* [Supplied material]
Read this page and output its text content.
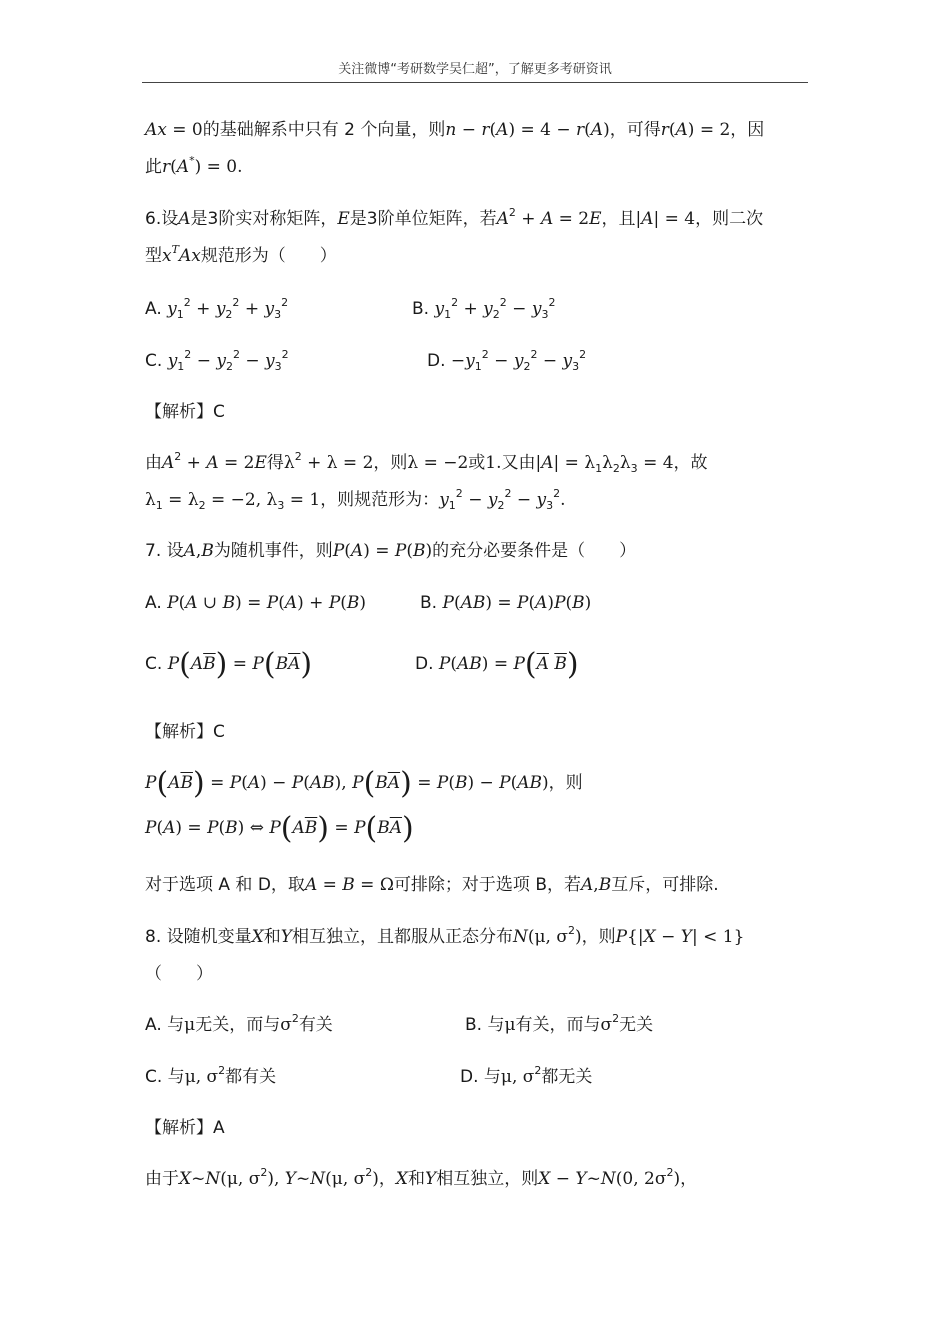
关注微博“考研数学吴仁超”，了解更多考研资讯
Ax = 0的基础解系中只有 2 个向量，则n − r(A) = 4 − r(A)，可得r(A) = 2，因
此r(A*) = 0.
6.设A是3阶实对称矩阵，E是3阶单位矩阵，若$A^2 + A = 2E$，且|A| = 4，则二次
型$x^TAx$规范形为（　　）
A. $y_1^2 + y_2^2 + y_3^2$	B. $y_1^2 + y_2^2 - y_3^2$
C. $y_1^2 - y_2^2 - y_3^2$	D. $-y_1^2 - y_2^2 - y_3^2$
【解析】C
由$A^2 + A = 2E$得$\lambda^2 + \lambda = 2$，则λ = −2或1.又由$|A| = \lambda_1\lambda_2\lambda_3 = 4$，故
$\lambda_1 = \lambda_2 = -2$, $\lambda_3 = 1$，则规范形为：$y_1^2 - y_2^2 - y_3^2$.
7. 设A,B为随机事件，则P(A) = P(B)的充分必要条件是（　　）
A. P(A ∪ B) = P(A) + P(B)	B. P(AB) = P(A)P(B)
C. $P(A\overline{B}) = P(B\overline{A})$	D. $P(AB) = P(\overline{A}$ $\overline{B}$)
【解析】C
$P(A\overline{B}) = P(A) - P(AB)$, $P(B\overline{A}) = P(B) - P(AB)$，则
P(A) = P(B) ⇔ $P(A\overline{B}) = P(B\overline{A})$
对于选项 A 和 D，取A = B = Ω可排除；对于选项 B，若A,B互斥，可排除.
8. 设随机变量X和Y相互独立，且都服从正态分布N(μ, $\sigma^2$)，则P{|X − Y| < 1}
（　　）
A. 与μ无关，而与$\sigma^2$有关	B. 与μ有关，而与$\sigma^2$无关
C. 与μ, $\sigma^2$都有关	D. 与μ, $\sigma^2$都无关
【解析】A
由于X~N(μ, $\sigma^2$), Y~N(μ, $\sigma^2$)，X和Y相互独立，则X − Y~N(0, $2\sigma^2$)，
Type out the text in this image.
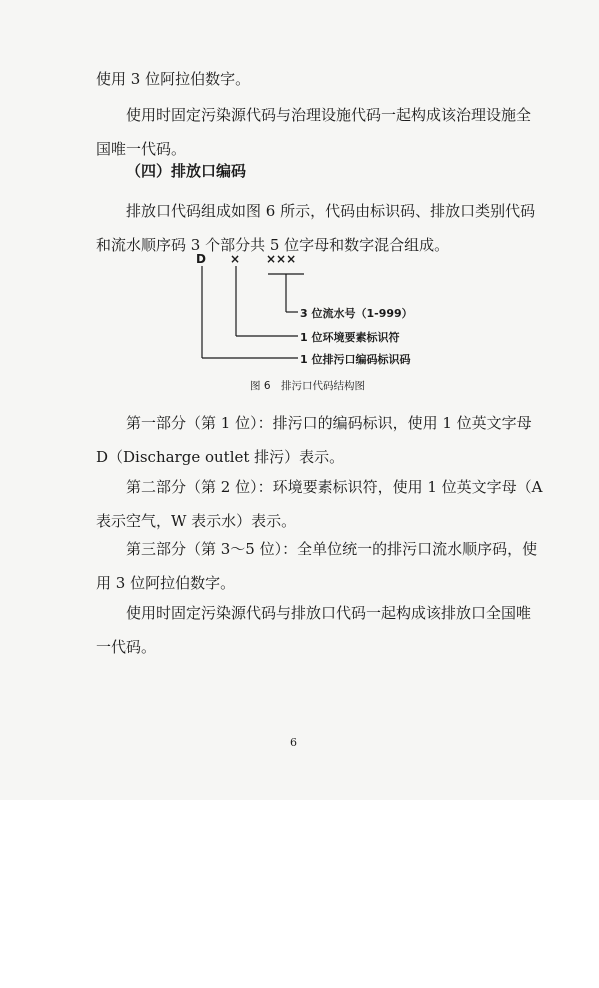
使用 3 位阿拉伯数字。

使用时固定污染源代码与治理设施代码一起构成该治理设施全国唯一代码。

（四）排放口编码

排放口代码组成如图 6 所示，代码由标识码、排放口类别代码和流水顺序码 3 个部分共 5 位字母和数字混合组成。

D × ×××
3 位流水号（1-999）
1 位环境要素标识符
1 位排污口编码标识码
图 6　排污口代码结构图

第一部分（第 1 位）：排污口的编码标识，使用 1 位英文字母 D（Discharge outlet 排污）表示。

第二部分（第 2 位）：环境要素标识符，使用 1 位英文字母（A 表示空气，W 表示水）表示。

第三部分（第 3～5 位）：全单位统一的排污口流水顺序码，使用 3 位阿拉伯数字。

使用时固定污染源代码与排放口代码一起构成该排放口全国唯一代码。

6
==
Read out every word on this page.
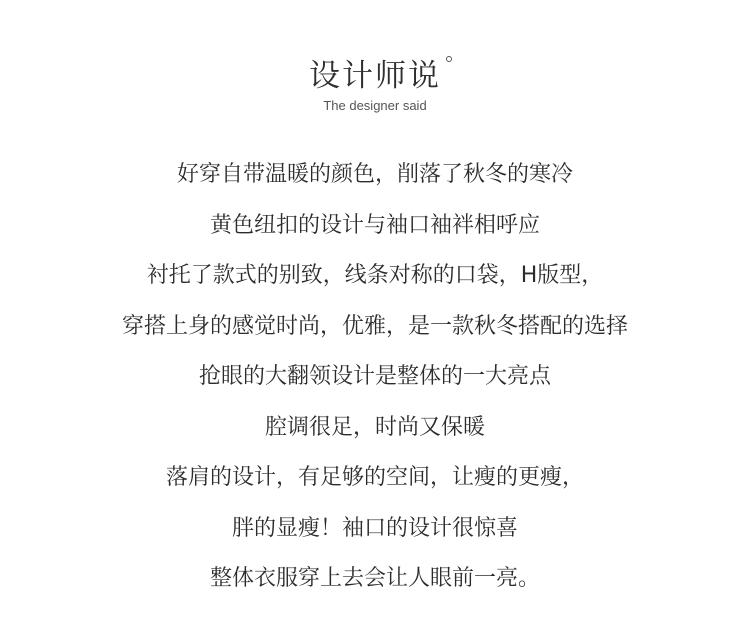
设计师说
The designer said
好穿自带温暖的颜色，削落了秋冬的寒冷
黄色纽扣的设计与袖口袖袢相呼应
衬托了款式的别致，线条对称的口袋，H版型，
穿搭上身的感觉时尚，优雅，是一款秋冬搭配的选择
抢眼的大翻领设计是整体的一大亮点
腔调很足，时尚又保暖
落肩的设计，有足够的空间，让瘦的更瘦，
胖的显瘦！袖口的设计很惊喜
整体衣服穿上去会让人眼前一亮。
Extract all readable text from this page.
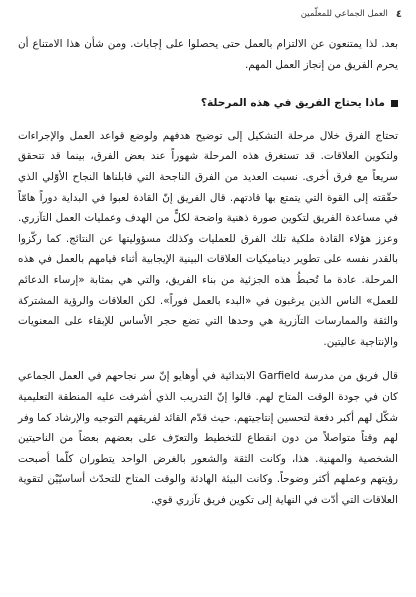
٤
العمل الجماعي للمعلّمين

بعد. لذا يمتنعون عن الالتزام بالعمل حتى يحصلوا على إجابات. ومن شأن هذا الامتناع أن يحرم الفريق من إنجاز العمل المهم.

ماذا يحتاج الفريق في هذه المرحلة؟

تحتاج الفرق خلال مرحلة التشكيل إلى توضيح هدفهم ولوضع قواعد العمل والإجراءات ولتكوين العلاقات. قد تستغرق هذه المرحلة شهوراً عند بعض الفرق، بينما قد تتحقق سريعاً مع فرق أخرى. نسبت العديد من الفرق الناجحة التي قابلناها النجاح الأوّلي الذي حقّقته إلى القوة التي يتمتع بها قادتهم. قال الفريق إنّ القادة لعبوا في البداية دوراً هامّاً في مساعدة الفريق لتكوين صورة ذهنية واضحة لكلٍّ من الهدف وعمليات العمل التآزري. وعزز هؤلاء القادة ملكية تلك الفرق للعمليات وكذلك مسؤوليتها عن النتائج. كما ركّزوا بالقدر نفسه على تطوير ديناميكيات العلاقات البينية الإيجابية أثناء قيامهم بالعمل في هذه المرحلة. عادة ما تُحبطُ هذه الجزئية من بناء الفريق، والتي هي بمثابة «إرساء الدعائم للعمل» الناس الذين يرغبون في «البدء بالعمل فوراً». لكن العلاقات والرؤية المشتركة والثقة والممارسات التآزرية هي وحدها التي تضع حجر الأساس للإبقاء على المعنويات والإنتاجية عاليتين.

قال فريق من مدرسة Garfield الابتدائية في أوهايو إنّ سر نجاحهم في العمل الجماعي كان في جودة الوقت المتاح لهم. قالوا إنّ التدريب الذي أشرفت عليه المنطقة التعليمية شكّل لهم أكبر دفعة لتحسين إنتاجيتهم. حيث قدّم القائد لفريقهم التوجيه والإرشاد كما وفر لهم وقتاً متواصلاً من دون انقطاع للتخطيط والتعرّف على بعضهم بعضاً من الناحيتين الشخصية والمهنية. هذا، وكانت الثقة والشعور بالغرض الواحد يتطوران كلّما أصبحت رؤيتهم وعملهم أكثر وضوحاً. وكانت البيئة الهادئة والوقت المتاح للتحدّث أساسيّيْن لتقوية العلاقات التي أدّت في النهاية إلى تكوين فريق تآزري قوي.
==
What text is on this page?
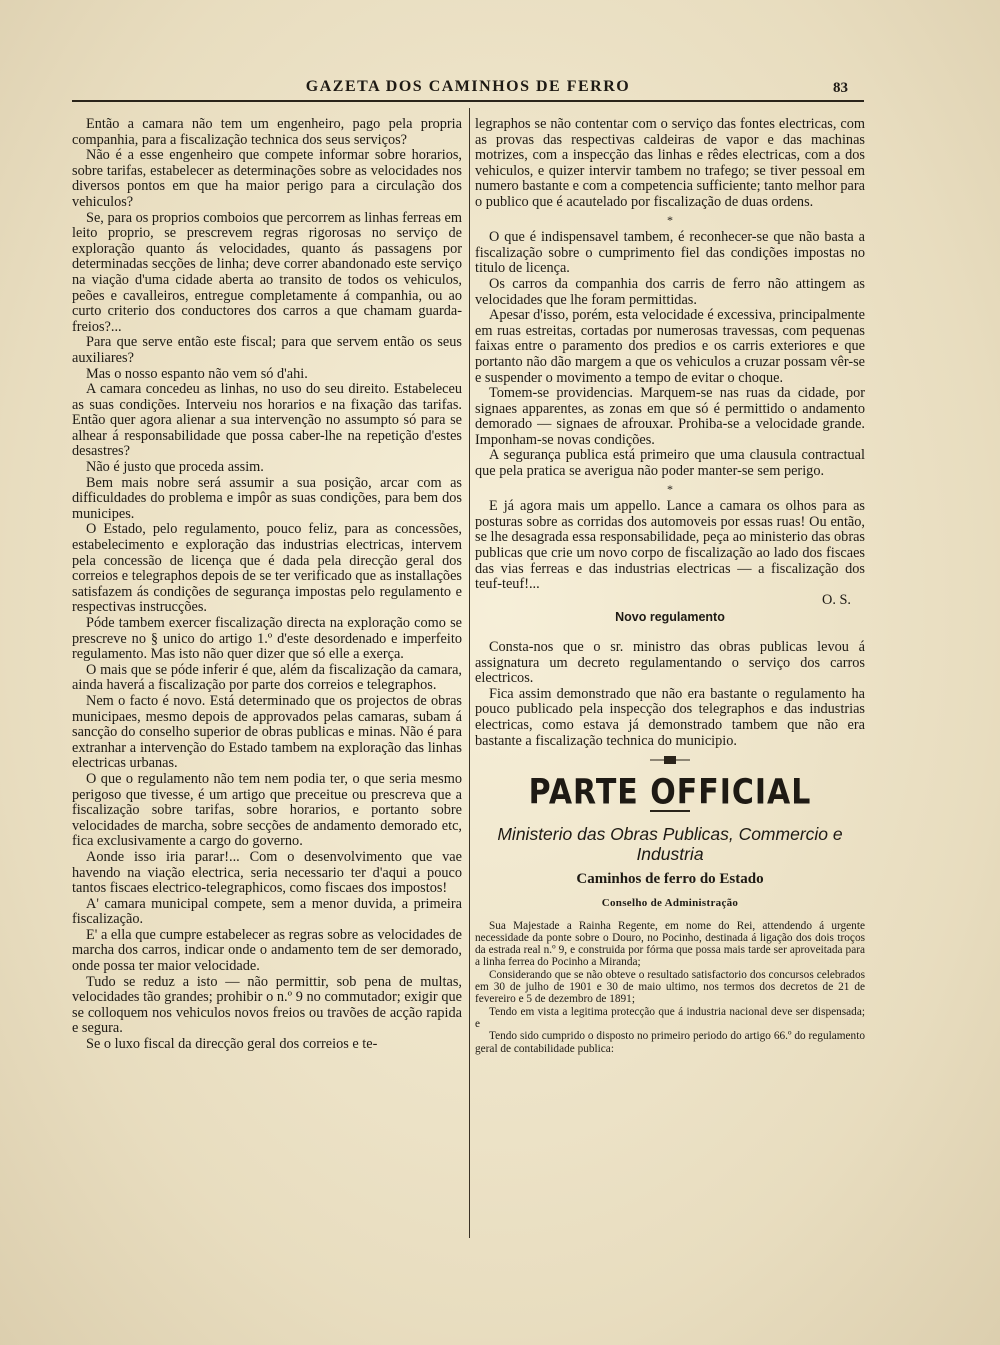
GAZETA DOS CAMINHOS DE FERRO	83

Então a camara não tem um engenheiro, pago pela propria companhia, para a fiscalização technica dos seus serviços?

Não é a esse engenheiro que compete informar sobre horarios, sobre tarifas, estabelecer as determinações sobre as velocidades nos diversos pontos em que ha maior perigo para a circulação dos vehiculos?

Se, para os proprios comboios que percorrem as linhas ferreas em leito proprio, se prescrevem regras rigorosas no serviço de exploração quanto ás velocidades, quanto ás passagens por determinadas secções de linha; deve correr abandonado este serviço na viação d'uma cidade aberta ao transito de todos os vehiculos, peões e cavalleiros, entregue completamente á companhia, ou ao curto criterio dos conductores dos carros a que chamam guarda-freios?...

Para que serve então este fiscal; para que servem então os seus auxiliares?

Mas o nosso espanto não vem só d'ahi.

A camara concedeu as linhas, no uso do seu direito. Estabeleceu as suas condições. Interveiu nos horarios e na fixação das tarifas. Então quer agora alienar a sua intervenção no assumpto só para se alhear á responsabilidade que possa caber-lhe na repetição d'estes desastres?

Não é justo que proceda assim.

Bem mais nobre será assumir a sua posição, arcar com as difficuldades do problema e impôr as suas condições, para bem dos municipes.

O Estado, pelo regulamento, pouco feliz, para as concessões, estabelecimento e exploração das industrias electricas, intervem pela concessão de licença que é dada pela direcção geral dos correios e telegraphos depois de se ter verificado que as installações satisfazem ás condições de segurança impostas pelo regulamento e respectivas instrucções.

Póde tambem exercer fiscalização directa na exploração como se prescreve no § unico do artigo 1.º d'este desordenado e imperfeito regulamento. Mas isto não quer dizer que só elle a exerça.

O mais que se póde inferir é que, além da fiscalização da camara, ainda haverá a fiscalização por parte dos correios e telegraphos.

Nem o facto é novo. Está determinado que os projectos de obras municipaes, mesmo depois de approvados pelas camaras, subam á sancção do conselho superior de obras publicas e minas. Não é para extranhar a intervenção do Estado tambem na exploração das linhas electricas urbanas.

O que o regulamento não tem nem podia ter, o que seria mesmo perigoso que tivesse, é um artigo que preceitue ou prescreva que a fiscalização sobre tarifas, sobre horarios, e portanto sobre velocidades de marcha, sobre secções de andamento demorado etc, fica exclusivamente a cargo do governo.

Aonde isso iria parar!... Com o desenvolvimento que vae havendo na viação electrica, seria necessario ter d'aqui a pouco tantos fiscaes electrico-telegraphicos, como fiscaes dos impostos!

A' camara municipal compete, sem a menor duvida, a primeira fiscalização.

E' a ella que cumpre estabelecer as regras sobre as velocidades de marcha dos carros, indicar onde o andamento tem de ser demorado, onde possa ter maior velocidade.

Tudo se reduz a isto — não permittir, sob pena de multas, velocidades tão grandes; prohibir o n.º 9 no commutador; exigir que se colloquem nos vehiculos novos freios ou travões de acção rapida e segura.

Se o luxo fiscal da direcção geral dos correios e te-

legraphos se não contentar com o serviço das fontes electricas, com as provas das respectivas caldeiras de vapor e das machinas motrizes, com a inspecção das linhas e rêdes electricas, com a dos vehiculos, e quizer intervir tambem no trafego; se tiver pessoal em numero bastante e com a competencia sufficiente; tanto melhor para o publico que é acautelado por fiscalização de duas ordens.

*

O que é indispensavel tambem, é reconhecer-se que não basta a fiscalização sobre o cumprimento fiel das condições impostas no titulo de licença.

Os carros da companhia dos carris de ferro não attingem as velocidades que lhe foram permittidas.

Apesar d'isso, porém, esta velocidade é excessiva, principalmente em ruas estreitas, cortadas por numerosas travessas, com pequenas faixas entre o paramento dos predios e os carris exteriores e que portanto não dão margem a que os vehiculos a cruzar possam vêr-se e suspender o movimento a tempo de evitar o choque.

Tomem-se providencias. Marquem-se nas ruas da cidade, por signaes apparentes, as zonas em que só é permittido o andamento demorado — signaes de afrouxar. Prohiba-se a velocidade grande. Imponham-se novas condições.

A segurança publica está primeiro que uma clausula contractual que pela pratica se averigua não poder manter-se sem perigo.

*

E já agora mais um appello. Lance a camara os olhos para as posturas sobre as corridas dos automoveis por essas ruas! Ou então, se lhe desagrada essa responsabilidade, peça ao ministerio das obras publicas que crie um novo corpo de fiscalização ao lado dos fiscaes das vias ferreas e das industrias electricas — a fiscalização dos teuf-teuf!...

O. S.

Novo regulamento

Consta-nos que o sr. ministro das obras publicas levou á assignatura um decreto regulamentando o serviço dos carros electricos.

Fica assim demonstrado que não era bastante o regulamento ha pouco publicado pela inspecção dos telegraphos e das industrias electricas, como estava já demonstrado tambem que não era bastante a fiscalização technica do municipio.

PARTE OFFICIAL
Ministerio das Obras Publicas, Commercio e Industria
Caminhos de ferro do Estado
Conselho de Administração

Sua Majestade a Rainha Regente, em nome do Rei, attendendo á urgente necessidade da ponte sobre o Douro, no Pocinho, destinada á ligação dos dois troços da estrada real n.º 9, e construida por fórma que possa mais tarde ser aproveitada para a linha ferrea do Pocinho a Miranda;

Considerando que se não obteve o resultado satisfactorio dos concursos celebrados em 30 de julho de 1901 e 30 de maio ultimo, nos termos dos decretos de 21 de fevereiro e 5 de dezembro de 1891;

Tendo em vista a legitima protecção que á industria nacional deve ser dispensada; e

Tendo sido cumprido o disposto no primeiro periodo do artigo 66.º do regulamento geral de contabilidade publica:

* [Directions]
Read through the lines above and collect those that contain the string "respectivas".

* [Solution to the exercise]
O Estado, pelo regulamento, pouco feliz, para as concessões, estabelecimento e exploração das industrias electricas, intervem pela concessão de licença que é dada pela direcção geral dos correios e telegraphos depois de se ter verificado que as installações satisfazem ás condições de segurança impostas pelo regulamento e respectivas instrucções.
legraphos se não contentar com o serviço das fontes electricas, com as provas das respectivas caldeiras de vapor e das machinas motrizes, com a inspecção das linhas e rêdes electricas, com a dos vehiculos, e quizer intervir tambem no trafego; se tiver pessoal em numero bastante e com a competencia sufficiente; tanto melhor para o publico que é acautelado por fiscalização de duas ordens.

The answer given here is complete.